§ RECORDS FOR THE TASK:

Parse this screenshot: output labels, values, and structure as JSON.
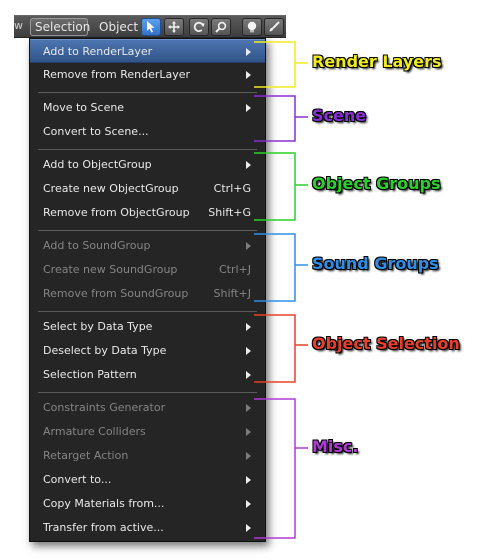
{
  "header": {
    "left_fragment": "w",
    "menus": {
      "selection": "Selection",
      "object": "Object"
    },
    "tools": [
      "select-icon",
      "translate-icon",
      "rotate-icon",
      "scale-icon",
      "light-icon",
      "paint-brush-icon"
    ]
  },
  "menu": {
    "items": [
      {
        "label": "Add to RenderLayer",
        "submenu": true,
        "disabled": false,
        "hover": true
      },
      {
        "label": "Remove from RenderLayer",
        "submenu": true,
        "disabled": false
      },
      {
        "label": "Move to Scene",
        "submenu": true,
        "disabled": false
      },
      {
        "label": "Convert to Scene...",
        "submenu": false,
        "disabled": false
      },
      {
        "label": "Add to ObjectGroup",
        "submenu": true,
        "disabled": false
      },
      {
        "label": "Create new ObjectGroup",
        "shortcut": "Ctrl+G",
        "disabled": false
      },
      {
        "label": "Remove from ObjectGroup",
        "shortcut": "Shift+G",
        "disabled": false
      },
      {
        "label": "Add to SoundGroup",
        "submenu": true,
        "disabled": true
      },
      {
        "label": "Create new SoundGroup",
        "shortcut": "Ctrl+J",
        "disabled": true
      },
      {
        "label": "Remove from SoundGroup",
        "shortcut": "Shift+J",
        "disabled": true
      },
      {
        "label": "Select by Data Type",
        "submenu": true,
        "disabled": false
      },
      {
        "label": "Deselect by Data Type",
        "submenu": true,
        "disabled": false
      },
      {
        "label": "Selection Pattern",
        "submenu": true,
        "disabled": false
      },
      {
        "label": "Constraints Generator",
        "submenu": true,
        "disabled": true
      },
      {
        "label": "Armature Colliders",
        "submenu": true,
        "disabled": true
      },
      {
        "label": "Retarget Action",
        "submenu": true,
        "disabled": true
      },
      {
        "label": "Convert to...",
        "submenu": true,
        "disabled": false
      },
      {
        "label": "Copy Materials from...",
        "submenu": true,
        "disabled": false
      },
      {
        "label": "Transfer from active...",
        "submenu": true,
        "disabled": false
      }
    ]
  },
  "annotations": [
    {
      "label": "Render Layers",
      "color": "#f2ec1f"
    },
    {
      "label": "Scene",
      "color": "#8a2fd4"
    },
    {
      "label": "Object Groups",
      "color": "#2ad12a"
    },
    {
      "label": "Sound Groups",
      "color": "#2f8fe8"
    },
    {
      "label": "Object Selection",
      "color": "#e8402a"
    },
    {
      "label": "Misc.",
      "color": "#b03ad6"
    }
  ],
  "colors": {
    "menu_bg": "#252525",
    "hover": "#3e64a0",
    "text": "#e9e9e9",
    "disabled_text": "#848484"
  }
}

§ EXERCISE DESCRIPTION: Leave out the pictures and transcribe everything else exactly.

§ CORRECT RESULT:
Parse this screenshot: output labels, values, and structure as JSON.
{
  "header": {
    "left_fragment": "w",
    "menus": {
      "selection": "Selection",
      "object": "Object"
    },
    "tools": [
      "select-icon",
      "translate-icon",
      "rotate-icon",
      "scale-icon",
      "light-icon",
      "paint-brush-icon"
    ]
  },
  "menu": {
    "items": [
      {
        "label": "Add to RenderLayer",
        "submenu": true,
        "disabled": false,
        "hover": true
      },
      {
        "label": "Remove from RenderLayer",
        "submenu": true,
        "disabled": false
      },
      {
        "label": "Move to Scene",
        "submenu": true,
        "disabled": false
      },
      {
        "label": "Convert to Scene...",
        "submenu": false,
        "disabled": false
      },
      {
        "label": "Add to ObjectGroup",
        "submenu": true,
        "disabled": false
      },
      {
        "label": "Create new ObjectGroup",
        "shortcut": "Ctrl+G",
        "disabled": false
      },
      {
        "label": "Remove from ObjectGroup",
        "shortcut": "Shift+G",
        "disabled": false
      },
      {
        "label": "Add to SoundGroup",
        "submenu": true,
        "disabled": true
      },
      {
        "label": "Create new SoundGroup",
        "shortcut": "Ctrl+J",
        "disabled": true
      },
      {
        "label": "Remove from SoundGroup",
        "shortcut": "Shift+J",
        "disabled": true
      },
      {
        "label": "Select by Data Type",
        "submenu": true,
        "disabled": false
      },
      {
        "label": "Deselect by Data Type",
        "submenu": true,
        "disabled": false
      },
      {
        "label": "Selection Pattern",
        "submenu": true,
        "disabled": false
      },
      {
        "label": "Constraints Generator",
        "submenu": true,
        "disabled": true
      },
      {
        "label": "Armature Colliders",
        "submenu": true,
        "disabled": true
      },
      {
        "label": "Retarget Action",
        "submenu": true,
        "disabled": true
      },
      {
        "label": "Convert to...",
        "submenu": true,
        "disabled": false
      },
      {
        "label": "Copy Materials from...",
        "submenu": true,
        "disabled": false
      },
      {
        "label": "Transfer from active...",
        "submenu": true,
        "disabled": false
      }
    ]
  },
  "annotations": [
    {
      "label": "Render Layers",
      "color": "#f2ec1f"
    },
    {
      "label": "Scene",
      "color": "#8a2fd4"
    },
    {
      "label": "Object Groups",
      "color": "#2ad12a"
    },
    {
      "label": "Sound Groups",
      "color": "#2f8fe8"
    },
    {
      "label": "Object Selection",
      "color": "#e8402a"
    },
    {
      "label": "Misc.",
      "color": "#b03ad6"
    }
  ],
  "colors": {
    "menu_bg": "#252525",
    "hover": "#3e64a0",
    "text": "#e9e9e9",
    "disabled_text": "#848484"
  }
}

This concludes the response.